## TRY IT
Identify every line in the records below that contains the word "shape", and reproduce each one.

Document structure recognition data
::::
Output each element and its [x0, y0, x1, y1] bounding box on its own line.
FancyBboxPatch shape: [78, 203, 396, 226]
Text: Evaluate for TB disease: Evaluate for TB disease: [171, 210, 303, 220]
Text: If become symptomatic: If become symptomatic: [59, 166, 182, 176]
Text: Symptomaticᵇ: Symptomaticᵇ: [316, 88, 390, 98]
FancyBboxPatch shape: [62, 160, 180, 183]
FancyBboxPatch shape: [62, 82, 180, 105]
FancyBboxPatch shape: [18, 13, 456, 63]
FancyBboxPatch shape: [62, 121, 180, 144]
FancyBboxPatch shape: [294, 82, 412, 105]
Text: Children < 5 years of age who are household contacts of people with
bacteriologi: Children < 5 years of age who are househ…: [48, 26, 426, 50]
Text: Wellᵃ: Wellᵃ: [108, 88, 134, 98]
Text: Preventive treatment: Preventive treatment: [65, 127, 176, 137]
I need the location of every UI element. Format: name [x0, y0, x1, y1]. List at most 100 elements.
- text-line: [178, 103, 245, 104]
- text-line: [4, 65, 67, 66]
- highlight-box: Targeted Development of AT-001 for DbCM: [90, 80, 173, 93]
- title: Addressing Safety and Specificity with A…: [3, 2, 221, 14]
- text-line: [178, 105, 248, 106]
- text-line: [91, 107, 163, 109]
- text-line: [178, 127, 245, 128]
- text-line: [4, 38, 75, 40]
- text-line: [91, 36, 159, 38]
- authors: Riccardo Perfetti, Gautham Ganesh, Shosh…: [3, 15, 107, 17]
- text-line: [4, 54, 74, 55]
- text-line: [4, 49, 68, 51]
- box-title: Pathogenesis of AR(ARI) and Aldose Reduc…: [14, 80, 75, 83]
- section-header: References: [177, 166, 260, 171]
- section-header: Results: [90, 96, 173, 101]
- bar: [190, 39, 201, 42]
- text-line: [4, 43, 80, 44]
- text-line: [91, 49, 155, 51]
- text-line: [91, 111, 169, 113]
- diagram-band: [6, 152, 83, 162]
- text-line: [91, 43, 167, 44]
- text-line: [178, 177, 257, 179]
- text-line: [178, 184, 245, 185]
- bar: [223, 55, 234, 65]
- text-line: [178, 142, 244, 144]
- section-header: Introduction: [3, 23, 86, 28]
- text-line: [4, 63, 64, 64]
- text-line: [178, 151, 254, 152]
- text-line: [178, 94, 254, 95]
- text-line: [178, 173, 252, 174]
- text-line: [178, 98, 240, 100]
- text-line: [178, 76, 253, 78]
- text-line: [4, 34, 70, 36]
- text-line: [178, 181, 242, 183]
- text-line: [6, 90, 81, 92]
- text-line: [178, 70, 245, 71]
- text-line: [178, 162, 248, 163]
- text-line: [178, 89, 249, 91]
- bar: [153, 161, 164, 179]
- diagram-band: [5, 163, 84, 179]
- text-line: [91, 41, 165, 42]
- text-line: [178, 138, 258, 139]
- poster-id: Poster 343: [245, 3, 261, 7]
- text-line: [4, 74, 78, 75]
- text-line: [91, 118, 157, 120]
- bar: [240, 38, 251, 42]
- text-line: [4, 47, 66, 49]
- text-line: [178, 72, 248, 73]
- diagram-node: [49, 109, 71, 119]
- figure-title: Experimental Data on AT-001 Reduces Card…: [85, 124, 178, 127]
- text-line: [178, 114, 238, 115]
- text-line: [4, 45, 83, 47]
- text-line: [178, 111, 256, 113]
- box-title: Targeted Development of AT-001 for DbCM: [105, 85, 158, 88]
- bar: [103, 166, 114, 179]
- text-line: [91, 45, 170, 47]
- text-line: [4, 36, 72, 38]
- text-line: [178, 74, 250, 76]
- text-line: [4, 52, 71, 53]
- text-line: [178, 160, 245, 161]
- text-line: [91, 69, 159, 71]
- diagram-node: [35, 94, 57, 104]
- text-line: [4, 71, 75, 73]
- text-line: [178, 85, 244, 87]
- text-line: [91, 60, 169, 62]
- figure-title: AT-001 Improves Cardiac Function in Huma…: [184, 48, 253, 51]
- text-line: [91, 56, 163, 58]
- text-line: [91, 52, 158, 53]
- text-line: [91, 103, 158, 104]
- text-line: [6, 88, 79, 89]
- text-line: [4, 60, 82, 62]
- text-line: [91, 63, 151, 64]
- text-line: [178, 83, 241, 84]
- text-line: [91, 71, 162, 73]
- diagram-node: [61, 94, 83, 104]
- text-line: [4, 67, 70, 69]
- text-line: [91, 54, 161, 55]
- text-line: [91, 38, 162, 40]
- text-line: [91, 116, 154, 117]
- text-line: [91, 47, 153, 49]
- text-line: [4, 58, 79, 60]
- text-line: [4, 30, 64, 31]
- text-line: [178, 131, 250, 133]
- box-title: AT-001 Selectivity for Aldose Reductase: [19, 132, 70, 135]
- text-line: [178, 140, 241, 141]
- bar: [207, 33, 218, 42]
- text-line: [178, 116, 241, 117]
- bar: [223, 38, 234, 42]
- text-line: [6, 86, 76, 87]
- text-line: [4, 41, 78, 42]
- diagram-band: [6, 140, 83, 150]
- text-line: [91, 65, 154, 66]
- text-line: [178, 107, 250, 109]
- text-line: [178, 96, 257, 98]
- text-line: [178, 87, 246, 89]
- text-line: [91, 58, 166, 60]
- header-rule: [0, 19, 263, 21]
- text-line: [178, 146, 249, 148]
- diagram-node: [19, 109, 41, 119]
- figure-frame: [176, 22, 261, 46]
::::
## ANSWER SPACE
FancyBboxPatch shape: [78, 203, 396, 226]
FancyBboxPatch shape: [62, 160, 180, 183]
FancyBboxPatch shape: [62, 82, 180, 105]
FancyBboxPatch shape: [18, 13, 456, 63]
FancyBboxPatch shape: [62, 121, 180, 144]
FancyBboxPatch shape: [294, 82, 412, 105]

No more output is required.